TASK STATEMENT
Reproduce every line in the listing that contains the word "peak".

--- Start RECORDS SHOWN ---

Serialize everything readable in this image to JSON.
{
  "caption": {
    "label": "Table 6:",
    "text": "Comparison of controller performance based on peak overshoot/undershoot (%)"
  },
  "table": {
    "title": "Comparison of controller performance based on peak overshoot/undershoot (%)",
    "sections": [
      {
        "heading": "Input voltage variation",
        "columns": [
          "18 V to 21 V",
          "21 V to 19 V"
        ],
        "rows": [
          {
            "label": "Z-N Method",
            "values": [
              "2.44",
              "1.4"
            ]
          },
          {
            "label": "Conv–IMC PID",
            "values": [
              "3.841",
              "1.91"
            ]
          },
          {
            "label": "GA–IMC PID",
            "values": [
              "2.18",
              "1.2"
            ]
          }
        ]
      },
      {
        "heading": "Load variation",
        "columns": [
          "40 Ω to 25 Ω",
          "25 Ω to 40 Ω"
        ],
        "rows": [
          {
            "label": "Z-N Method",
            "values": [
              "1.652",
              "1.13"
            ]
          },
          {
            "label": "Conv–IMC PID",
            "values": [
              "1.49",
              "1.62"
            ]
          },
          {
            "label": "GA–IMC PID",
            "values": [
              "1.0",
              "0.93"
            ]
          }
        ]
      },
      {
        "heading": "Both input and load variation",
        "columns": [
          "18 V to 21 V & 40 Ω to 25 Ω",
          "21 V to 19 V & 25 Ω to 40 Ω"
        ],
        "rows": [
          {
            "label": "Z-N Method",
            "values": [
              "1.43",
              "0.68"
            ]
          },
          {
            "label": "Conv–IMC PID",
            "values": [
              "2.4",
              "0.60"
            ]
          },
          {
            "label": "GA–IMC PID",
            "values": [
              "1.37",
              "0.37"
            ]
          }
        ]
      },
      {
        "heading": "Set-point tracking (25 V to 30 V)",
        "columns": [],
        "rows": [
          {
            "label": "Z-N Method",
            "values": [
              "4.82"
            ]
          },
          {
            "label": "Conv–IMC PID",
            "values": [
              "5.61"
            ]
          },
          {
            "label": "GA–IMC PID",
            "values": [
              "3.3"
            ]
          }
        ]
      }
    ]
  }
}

--- End RECORDS SHOWN ---

TASK RESULT
    "text": "Comparison of controller performance based on peak overshoot/undershoot (%)"
    "title": "Comparison of controller performance based on peak overshoot/undershoot (%)",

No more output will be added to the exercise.